Task objective —
Reproduce every record exactly as it appears, but not the pictures.

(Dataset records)

◇ ◇ ◇ ◇ ◇

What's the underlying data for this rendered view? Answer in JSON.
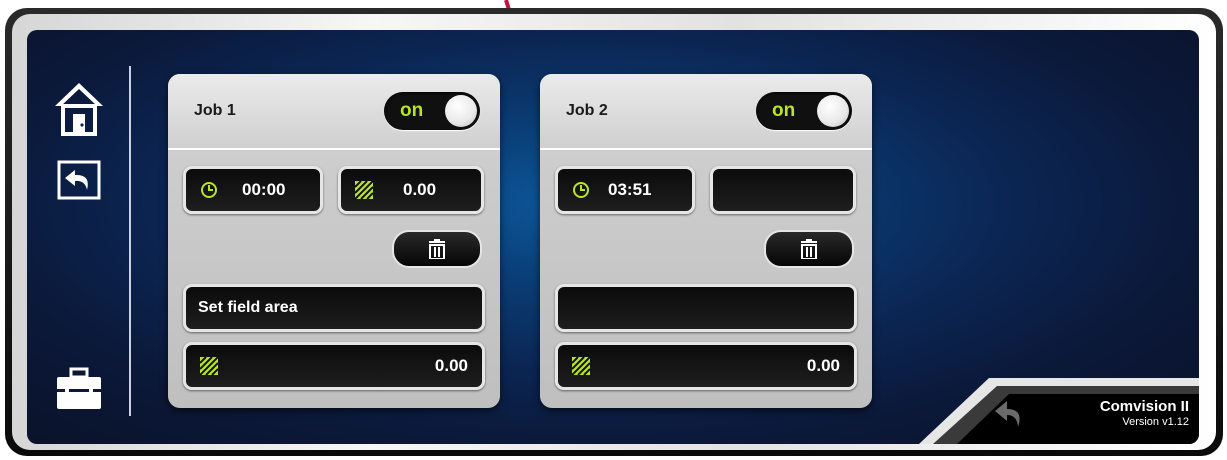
{
  "nav": {
    "home": "home-icon",
    "back": "back-arrow-icon",
    "toolbox": "toolbox-icon"
  },
  "jobs": [
    {
      "title": "Job 1",
      "toggle_label": "on",
      "time": "00:00",
      "area": "0.00",
      "field_label": "Set field area",
      "total_area": "0.00"
    },
    {
      "title": "Job 2",
      "toggle_label": "on",
      "time": "03:51",
      "area": "",
      "field_label": "",
      "total_area": "0.00"
    }
  ],
  "brand": {
    "name": "Comvision II",
    "version": "Version v1.12"
  },
  "colors": {
    "accent": "#b8e624",
    "annotation_arrow": "#c0143c",
    "screen_blue": "#0d5a9e"
  }
}
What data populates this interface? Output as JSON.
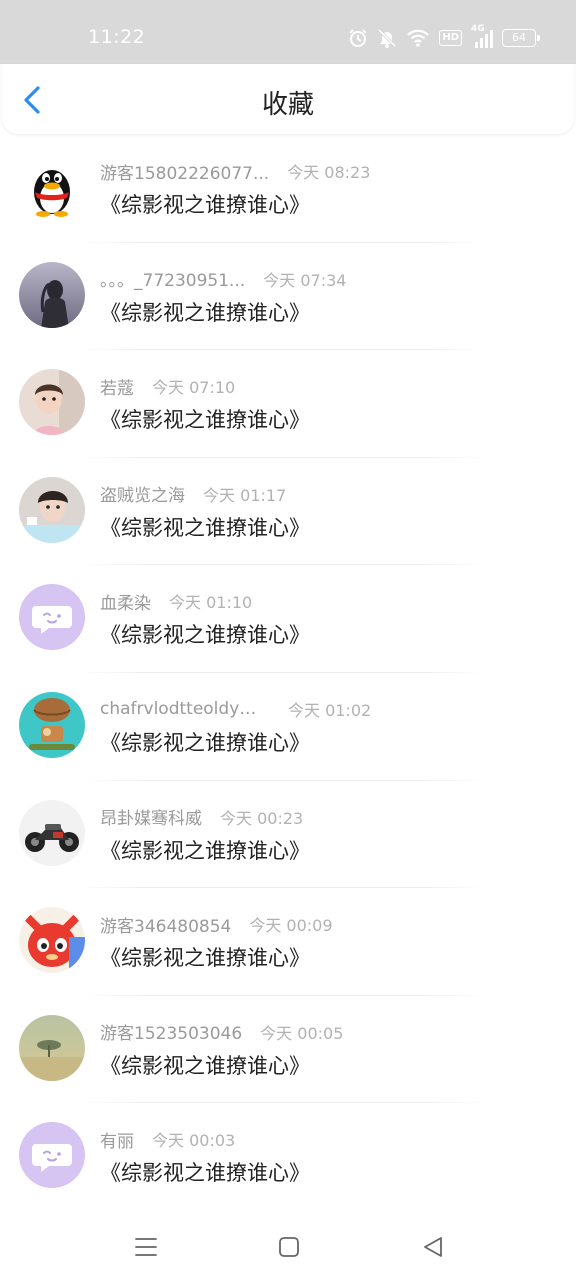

◇ ◇ ◇ ◇ ◇

Final answer —
What's the underlying data for this rendered view? Answer in JSON.
{
  "nav": {
    "home": "home-icon",
    "back": "back-arrow-icon",
    "toolbox": "toolbox-icon"
  },
  "jobs": [
    {
      "title": "Job 1",
      "toggle_label": "on",
      "time": "00:00",
      "area": "0.00",
      "field_label": "Set field area",
      "total_area": "0.00"
    },
    {
      "title": "Job 2",
      "toggle_label": "on",
      "time": "03:51",
      "area": "",
      "field_label": "",
      "total_area": "0.00"
    }
  ],
  "brand": {
    "name": "Comvision II",
    "version": "Version v1.12"
  },
  "colors": {
    "accent": "#b8e624",
    "annotation_arrow": "#c0143c",
    "screen_blue": "#0d5a9e"
  }
}
What data populates this interface? Output as JSON.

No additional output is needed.